** begin DATA PROVIDED **

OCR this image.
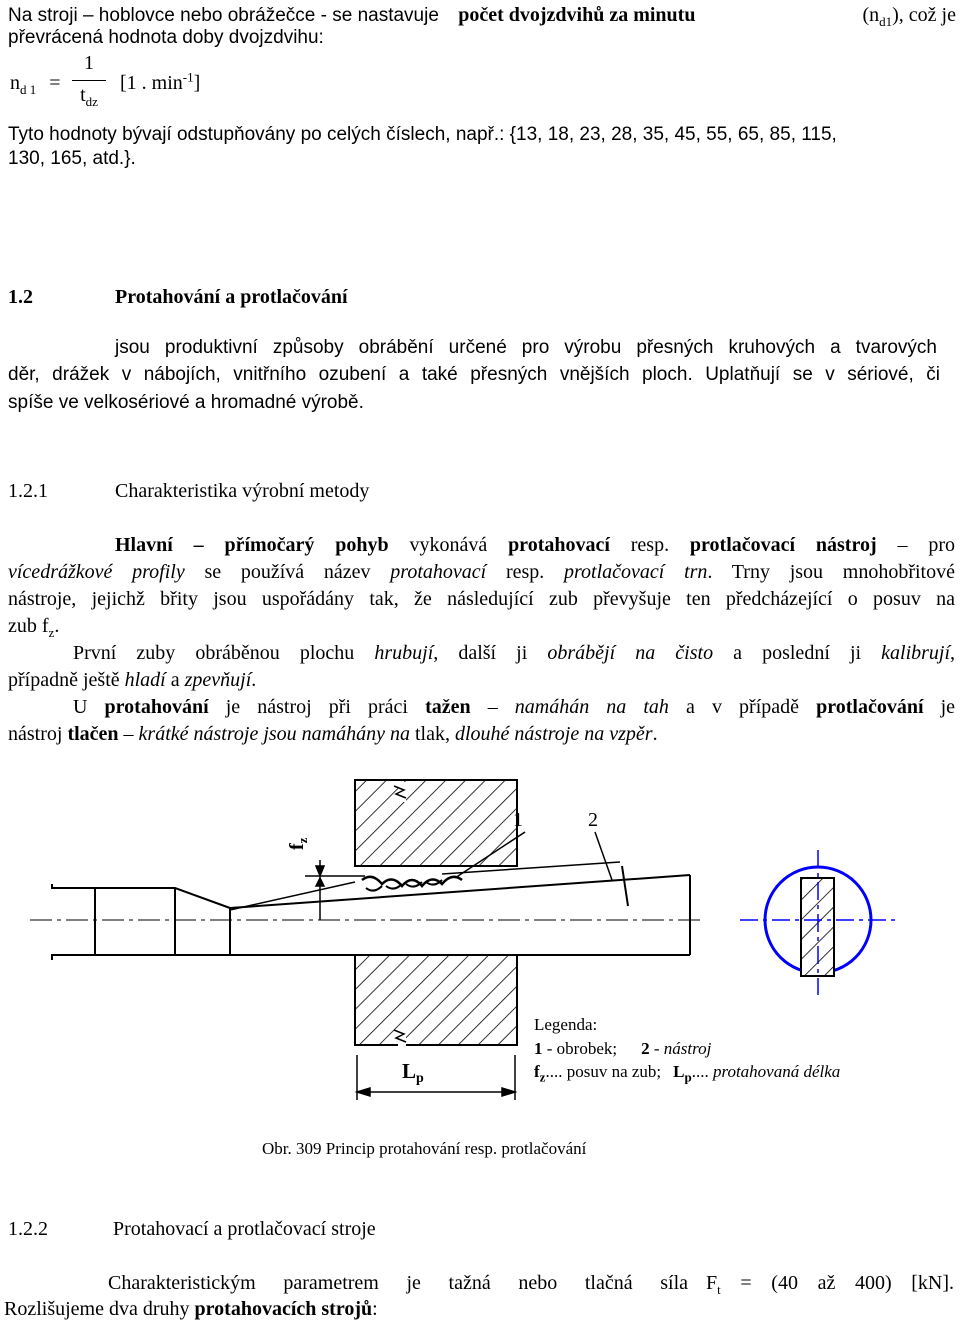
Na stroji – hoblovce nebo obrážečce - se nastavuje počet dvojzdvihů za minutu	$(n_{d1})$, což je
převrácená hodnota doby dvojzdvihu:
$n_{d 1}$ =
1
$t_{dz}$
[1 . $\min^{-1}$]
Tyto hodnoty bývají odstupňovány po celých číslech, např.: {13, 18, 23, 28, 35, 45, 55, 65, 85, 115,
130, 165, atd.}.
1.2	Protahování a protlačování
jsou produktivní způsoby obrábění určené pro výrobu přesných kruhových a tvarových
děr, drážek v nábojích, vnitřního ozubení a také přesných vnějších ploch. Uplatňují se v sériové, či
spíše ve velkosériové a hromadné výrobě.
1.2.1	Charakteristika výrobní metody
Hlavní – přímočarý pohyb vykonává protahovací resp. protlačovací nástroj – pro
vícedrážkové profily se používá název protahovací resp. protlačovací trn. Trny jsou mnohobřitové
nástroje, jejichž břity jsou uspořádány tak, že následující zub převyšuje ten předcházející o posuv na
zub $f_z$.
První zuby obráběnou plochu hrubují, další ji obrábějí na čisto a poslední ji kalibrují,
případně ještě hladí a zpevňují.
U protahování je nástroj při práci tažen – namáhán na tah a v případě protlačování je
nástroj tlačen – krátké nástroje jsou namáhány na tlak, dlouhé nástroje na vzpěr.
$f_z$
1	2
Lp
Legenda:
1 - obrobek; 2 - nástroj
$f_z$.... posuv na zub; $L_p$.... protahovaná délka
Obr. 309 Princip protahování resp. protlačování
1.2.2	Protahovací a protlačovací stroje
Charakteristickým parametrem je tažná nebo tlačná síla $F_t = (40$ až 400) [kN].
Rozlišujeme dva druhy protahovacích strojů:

** end DATA PROVIDED **
** begin DATA PROVIDED **

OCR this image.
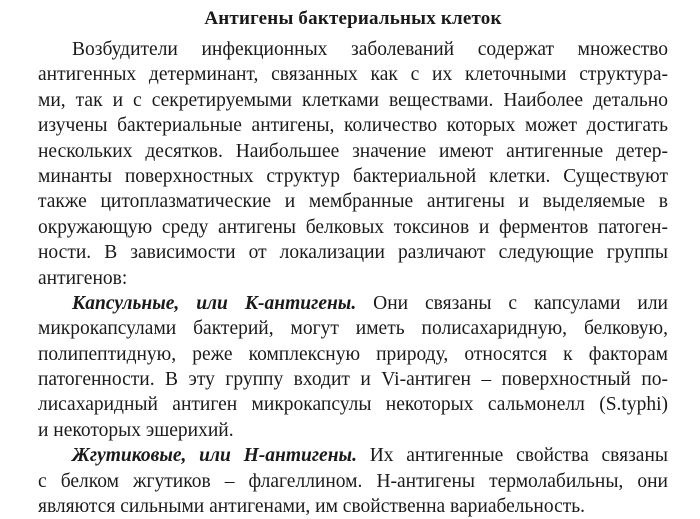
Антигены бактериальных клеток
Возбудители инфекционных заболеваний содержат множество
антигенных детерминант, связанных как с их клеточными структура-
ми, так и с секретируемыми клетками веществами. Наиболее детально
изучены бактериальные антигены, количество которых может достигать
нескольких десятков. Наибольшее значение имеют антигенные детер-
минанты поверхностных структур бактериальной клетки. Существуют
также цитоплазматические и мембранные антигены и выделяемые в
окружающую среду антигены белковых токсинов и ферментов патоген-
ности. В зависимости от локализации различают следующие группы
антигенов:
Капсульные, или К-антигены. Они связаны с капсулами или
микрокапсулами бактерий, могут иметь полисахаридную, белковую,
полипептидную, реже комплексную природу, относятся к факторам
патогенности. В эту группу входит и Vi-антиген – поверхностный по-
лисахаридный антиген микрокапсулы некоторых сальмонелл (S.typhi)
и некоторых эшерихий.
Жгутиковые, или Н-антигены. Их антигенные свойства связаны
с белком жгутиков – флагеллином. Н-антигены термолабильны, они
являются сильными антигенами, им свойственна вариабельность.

** end DATA PROVIDED **
** begin DATA PROVIDED **

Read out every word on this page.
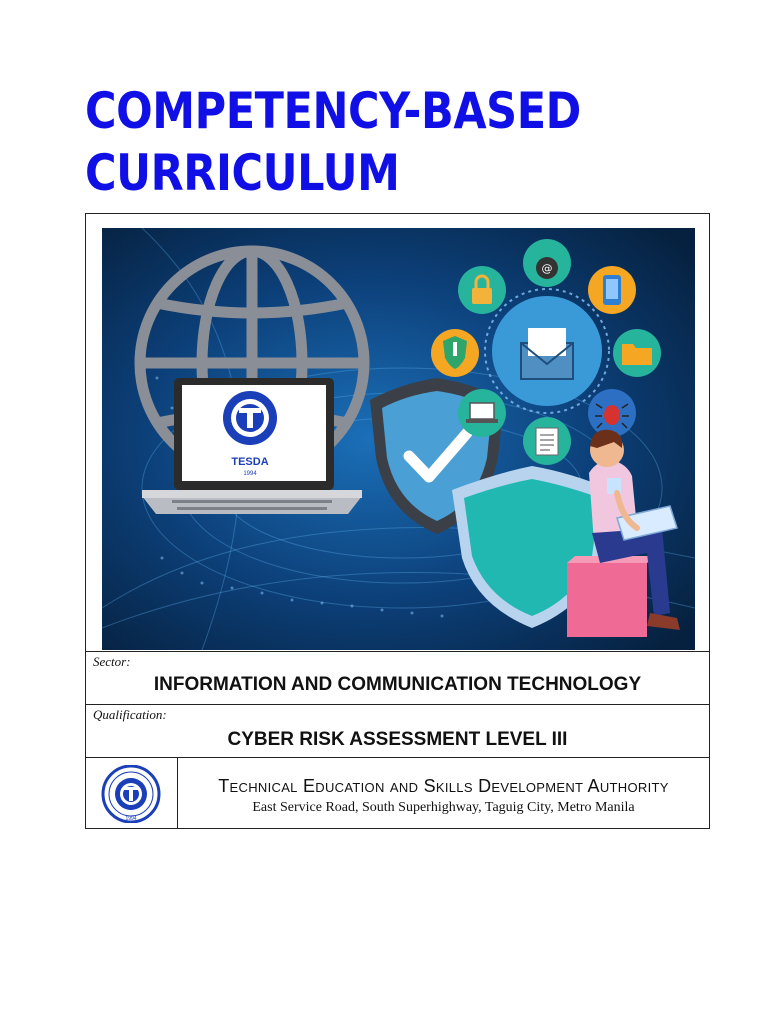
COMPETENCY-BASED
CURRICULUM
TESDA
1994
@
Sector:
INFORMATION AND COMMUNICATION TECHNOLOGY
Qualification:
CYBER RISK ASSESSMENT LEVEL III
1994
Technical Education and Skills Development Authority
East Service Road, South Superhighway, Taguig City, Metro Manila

** end DATA PROVIDED **

-- EXERCISE DETAILS --
Look through the data and gather every line with the string "антигенные" in it.

-- RESULT OF THE TASK --
нескольких десятков. Наибольшее значение имеют антигенные детер-
Жгутиковые, или Н-антигены. Их антигенные свойства связаны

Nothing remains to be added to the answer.